◆ PROBLEM TO SOLVE: Below are some records; return each one exactly.

A run of records
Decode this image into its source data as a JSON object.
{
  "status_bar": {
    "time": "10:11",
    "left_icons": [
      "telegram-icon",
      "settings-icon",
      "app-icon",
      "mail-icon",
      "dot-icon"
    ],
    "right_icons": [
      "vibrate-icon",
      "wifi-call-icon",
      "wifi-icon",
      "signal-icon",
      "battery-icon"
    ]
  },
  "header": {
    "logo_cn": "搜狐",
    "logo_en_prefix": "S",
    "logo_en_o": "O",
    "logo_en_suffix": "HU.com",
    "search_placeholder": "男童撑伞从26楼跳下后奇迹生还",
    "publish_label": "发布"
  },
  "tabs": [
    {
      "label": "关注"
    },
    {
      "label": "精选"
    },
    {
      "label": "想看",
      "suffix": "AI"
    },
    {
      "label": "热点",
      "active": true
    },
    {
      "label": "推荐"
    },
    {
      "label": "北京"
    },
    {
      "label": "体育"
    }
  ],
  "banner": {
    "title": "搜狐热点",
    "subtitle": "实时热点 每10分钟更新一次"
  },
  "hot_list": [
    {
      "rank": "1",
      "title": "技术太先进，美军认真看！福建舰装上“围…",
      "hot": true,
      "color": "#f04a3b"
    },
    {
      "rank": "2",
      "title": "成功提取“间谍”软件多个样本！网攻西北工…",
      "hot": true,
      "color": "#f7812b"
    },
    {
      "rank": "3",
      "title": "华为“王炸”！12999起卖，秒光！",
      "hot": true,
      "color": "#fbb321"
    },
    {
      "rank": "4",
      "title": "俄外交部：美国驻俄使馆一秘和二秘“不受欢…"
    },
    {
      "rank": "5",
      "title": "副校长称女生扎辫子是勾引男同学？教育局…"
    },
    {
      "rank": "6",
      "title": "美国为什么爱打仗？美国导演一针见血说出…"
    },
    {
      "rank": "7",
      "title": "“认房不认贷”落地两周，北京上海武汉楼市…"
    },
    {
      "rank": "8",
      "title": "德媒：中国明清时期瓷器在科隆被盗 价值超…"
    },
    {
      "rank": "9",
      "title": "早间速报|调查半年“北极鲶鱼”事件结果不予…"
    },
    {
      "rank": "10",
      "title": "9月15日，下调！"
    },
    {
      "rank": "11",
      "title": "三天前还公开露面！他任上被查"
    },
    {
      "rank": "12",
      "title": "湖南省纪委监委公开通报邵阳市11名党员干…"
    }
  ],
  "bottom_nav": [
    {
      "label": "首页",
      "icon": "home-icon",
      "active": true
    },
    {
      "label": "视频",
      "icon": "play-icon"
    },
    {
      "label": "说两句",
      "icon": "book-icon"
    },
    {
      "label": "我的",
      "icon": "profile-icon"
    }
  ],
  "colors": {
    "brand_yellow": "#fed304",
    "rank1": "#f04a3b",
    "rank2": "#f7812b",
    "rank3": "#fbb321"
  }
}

◆ REPLY TO THE TASK:
Decode this image into its source data as a JSON object.
{
  "status_bar": {
    "time": "10:11",
    "left_icons": [
      "telegram-icon",
      "settings-icon",
      "app-icon",
      "mail-icon",
      "dot-icon"
    ],
    "right_icons": [
      "vibrate-icon",
      "wifi-call-icon",
      "wifi-icon",
      "signal-icon",
      "battery-icon"
    ]
  },
  "header": {
    "logo_cn": "搜狐",
    "logo_en_prefix": "S",
    "logo_en_o": "O",
    "logo_en_suffix": "HU.com",
    "search_placeholder": "男童撑伞从26楼跳下后奇迹生还",
    "publish_label": "发布"
  },
  "tabs": [
    {
      "label": "关注"
    },
    {
      "label": "精选"
    },
    {
      "label": "想看",
      "suffix": "AI"
    },
    {
      "label": "热点",
      "active": true
    },
    {
      "label": "推荐"
    },
    {
      "label": "北京"
    },
    {
      "label": "体育"
    }
  ],
  "banner": {
    "title": "搜狐热点",
    "subtitle": "实时热点 每10分钟更新一次"
  },
  "hot_list": [
    {
      "rank": "1",
      "title": "技术太先进，美军认真看！福建舰装上“围…",
      "hot": true,
      "color": "#f04a3b"
    },
    {
      "rank": "2",
      "title": "成功提取“间谍”软件多个样本！网攻西北工…",
      "hot": true,
      "color": "#f7812b"
    },
    {
      "rank": "3",
      "title": "华为“王炸”！12999起卖，秒光！",
      "hot": true,
      "color": "#fbb321"
    },
    {
      "rank": "4",
      "title": "俄外交部：美国驻俄使馆一秘和二秘“不受欢…"
    },
    {
      "rank": "5",
      "title": "副校长称女生扎辫子是勾引男同学？教育局…"
    },
    {
      "rank": "6",
      "title": "美国为什么爱打仗？美国导演一针见血说出…"
    },
    {
      "rank": "7",
      "title": "“认房不认贷”落地两周，北京上海武汉楼市…"
    },
    {
      "rank": "8",
      "title": "德媒：中国明清时期瓷器在科隆被盗 价值超…"
    },
    {
      "rank": "9",
      "title": "早间速报|调查半年“北极鲶鱼”事件结果不予…"
    },
    {
      "rank": "10",
      "title": "9月15日，下调！"
    },
    {
      "rank": "11",
      "title": "三天前还公开露面！他任上被查"
    },
    {
      "rank": "12",
      "title": "湖南省纪委监委公开通报邵阳市11名党员干…"
    }
  ],
  "bottom_nav": [
    {
      "label": "首页",
      "icon": "home-icon",
      "active": true
    },
    {
      "label": "视频",
      "icon": "play-icon"
    },
    {
      "label": "说两句",
      "icon": "book-icon"
    },
    {
      "label": "我的",
      "icon": "profile-icon"
    }
  ],
  "colors": {
    "brand_yellow": "#fed304",
    "rank1": "#f04a3b",
    "rank2": "#f7812b",
    "rank3": "#fbb321"
  }
}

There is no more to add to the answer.